Find every line in the records that holds the string "ylabel". Copy each one.

## start Provided data

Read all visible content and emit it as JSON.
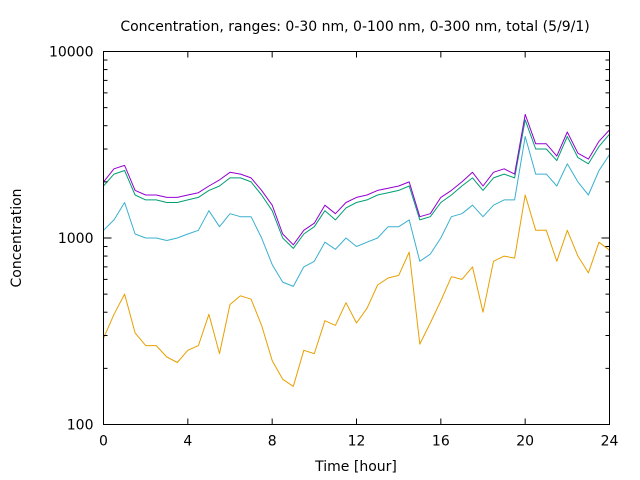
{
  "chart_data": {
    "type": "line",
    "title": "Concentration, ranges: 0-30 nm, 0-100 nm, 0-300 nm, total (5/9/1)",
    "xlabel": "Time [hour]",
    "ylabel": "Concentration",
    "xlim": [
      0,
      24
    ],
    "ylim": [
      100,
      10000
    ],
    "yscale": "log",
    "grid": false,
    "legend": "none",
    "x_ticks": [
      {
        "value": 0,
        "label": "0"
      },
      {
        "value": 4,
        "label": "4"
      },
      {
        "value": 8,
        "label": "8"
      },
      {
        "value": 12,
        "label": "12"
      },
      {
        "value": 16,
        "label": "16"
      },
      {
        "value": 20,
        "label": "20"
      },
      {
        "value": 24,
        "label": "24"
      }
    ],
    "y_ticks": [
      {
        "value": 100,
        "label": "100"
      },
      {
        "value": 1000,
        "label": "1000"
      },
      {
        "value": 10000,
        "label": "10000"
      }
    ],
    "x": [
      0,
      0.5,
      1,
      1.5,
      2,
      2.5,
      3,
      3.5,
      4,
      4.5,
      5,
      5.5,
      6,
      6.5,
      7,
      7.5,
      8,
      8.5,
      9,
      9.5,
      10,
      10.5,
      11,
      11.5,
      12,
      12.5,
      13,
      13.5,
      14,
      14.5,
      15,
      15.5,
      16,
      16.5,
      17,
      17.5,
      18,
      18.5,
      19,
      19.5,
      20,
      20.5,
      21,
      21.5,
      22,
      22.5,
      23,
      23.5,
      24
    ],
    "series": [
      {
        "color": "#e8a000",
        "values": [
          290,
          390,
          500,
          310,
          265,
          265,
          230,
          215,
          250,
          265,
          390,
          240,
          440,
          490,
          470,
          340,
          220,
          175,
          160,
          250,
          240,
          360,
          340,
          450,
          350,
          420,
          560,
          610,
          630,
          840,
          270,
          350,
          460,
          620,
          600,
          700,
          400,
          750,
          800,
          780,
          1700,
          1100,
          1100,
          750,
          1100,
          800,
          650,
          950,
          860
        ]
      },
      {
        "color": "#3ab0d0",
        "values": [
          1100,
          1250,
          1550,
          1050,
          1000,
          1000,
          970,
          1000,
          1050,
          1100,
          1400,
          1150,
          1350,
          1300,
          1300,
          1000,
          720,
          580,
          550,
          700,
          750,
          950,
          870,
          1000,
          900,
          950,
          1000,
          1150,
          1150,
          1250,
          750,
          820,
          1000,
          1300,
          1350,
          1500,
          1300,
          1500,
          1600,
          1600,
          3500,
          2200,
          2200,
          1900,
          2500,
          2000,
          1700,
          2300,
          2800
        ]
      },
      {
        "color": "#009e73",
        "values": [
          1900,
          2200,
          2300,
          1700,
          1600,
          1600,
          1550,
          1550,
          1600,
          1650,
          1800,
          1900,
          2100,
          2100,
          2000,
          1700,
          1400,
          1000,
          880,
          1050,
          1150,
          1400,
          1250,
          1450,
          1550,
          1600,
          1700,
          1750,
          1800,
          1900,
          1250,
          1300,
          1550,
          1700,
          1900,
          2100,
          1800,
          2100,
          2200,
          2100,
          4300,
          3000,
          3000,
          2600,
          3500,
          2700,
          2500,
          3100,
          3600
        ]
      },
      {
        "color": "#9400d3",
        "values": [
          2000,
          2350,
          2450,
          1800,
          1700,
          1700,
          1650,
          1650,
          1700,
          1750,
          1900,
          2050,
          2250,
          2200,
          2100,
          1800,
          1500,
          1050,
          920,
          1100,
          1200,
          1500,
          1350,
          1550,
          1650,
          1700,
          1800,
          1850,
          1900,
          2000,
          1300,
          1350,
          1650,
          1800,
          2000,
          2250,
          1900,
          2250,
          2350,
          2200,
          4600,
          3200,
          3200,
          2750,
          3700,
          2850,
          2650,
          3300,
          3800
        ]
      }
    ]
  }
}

## end Provided data
## start Provided data

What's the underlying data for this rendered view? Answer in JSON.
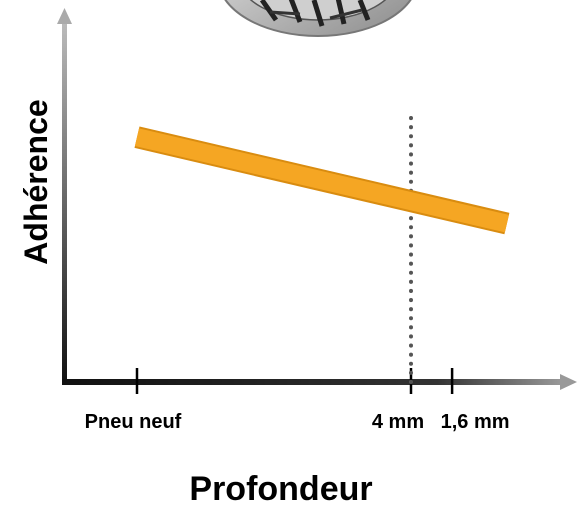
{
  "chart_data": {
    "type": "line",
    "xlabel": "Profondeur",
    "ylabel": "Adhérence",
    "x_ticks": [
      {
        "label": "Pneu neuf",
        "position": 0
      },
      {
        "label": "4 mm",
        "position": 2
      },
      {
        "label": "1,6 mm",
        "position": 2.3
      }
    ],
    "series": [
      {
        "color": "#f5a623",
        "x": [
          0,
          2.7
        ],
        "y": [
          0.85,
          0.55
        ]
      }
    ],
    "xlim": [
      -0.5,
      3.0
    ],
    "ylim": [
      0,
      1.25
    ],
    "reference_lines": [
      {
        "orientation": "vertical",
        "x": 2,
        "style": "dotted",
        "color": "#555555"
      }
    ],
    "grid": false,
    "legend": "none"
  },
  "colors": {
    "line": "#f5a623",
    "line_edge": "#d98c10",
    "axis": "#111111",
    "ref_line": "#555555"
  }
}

## end Provided data

### Output of the task
    "ylabel": "Concentration",
    "ylabel": "Adhérence",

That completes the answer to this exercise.